### [Consigne]
Réécrivez le passage de l'extrait sur la chute de Bachar al-Assad qui commence aux mots « M. Blinken est » et s'arrête après « les pays européens. », en remplaçant « Damas » par « la capitale ».

### [Extrait]
Le secrétaire d'État américain Antony Blinken a rencontré ses alliés dans la région et a appelé à la mise en place d'un gouvernement intérimaire "inclusif et non sectaire".
Des dizaines de milliers de Syriens se sont réunis pour prier ce vendredi dans tout le pays pour célébrer la fin d'un demi-siècle du régime autoritaire de Bachar al-Assad.
Ces rassemblements illustrent les changements spectaculaires qui ont déferlé sur la Syrie moins d'une semaine après que les insurgés sont entrés dans Damas et ont renversé le président.
Face à ces scènes de liesse, le secrétaire d'État américain Antony Blinken a rencontré ses alliés dans la région et a appelé à la mise en place d'un gouvernement intérimaire "inclusif et non sectaire".
M. Blinken est arrivé en Irak lors d'une escale qui n'avait pas été annoncée, après des entretiens en Jordanie et en Turquie, pays qui soutient certaines des factions insurgées syriennes.
Jusqu'à présent, les responsables américains n'ont pas parlé de rencontres directes avec les nouveaux dirigeants syriens.
La principale force insurgée, Hayat Tahrir al-Sham (HTS), s'est efforcée d'instaurer la sécurité et d'entamer une transition politique après s'être emparée de Damas tôt dimanche dernier.
Le groupe a tenté de rassurer un public à la fois stupéfait par la chute d'al-Assad et inquiet de la présence de djihadistes extrémistes parmi les rebelles.
Les chefs des insurgés affirment que le groupe a rompu avec son passé extrémiste, bien que le HTS soit toujours inscrit sur la liste des groupes terroristes par les États-Unis et les pays européens.
Le chef de HTS, Ahmad al-Sharaa, anciennement connu sous le nom d'Abu Mohammed al-Jolani, est apparu dans un message vidéo vendredi, félicitant "le grand peuple syrien pour la victoire de la révolution bénie".
Le nouveau chef autoproclamé de la Syrie avait préalablement invité la population à manifester sa joie "sans tirer de balles et sans effrayer les gens".
Al-Sharaa a promis d'instaurer un gouvernement pluraliste en Syrie, cherchant ainsi à dissiper les craintes de nombreux Syriens, en particulier des communautés minoritaires, que les insurgés n'imposent un régime extrémiste et dur.
Un autre facteur clé sera la reconnaissance internationale du nouveau gouvernement dans un pays où de nombreuses puissances étrangères sont impliquées.
Les insurgés arabes sunnites qui ont renversé Assad l'ont fait avec l'aide vitale de la Turquie, un ennemi de longue date des forces kurdes soutenues par les États-Unis.

### [Matériel de travail]
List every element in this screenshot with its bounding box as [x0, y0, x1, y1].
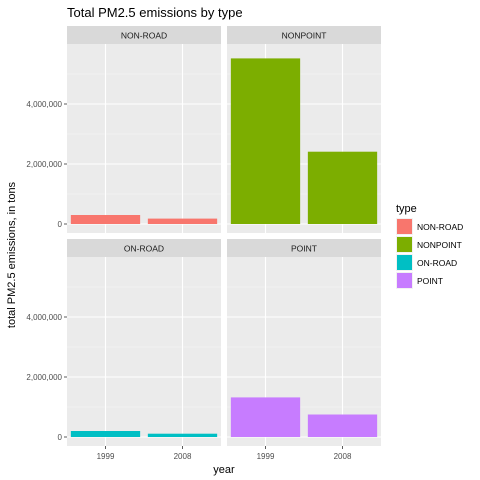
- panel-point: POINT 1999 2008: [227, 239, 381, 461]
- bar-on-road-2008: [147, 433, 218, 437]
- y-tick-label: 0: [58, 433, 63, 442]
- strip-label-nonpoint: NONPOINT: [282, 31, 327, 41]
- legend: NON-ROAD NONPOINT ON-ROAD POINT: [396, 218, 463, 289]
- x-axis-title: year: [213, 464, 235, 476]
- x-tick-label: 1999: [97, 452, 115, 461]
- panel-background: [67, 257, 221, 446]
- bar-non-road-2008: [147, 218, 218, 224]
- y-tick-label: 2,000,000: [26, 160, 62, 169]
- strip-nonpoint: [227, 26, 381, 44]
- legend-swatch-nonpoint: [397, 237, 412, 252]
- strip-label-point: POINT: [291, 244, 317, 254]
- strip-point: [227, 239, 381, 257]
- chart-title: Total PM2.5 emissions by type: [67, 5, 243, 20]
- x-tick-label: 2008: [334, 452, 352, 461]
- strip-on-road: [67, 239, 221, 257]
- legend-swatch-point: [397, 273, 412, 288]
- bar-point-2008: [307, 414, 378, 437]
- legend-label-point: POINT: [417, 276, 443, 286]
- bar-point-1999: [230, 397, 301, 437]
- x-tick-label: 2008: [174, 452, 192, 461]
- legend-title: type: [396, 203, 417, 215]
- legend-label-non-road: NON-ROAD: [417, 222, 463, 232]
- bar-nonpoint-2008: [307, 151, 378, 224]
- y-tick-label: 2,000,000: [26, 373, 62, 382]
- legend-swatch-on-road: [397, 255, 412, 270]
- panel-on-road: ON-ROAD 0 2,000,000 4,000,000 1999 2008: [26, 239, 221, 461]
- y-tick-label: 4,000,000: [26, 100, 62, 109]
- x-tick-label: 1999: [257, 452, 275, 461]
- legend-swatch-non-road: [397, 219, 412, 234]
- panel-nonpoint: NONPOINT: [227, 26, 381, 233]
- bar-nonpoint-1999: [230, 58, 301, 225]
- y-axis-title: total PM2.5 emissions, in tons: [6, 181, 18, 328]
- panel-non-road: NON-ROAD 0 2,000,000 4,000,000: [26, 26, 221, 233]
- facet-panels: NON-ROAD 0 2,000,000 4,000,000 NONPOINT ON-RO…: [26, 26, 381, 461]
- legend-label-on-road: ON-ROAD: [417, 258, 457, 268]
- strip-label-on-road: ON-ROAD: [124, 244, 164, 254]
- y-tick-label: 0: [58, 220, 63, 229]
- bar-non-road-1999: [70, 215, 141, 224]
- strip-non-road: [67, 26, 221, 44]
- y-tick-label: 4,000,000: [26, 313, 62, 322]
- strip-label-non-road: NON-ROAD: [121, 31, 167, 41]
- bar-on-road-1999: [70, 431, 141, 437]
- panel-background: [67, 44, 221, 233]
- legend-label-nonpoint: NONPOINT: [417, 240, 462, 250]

### [Corrigé]
M. Blinken est arrivé en Irak lors d'une escale qui n'avait pas été annoncée, après des entretiens en Jordanie et en Turquie, pays qui soutient certaines des factions insurgées syriennes.
Jusqu'à présent, les responsables américains n'ont pas parlé de rencontres directes avec les nouveaux dirigeants syriens.
La principale force insurgée, Hayat Tahrir al-Sham (HTS), s'est efforcée d'instaurer la sécurité et d'entamer une transition politique après s'être emparée de la capitale tôt dimanche dernier.
Le groupe a tenté de rassurer un public à la fois stupéfait par la chute d'al-Assad et inquiet de la présence de djihadistes extrémistes parmi les rebelles.
Les chefs des insurgés affirment que le groupe a rompu avec son passé extrémiste, bien que le HTS soit toujours inscrit sur la liste des groupes terroristes par les États-Unis et les pays européens.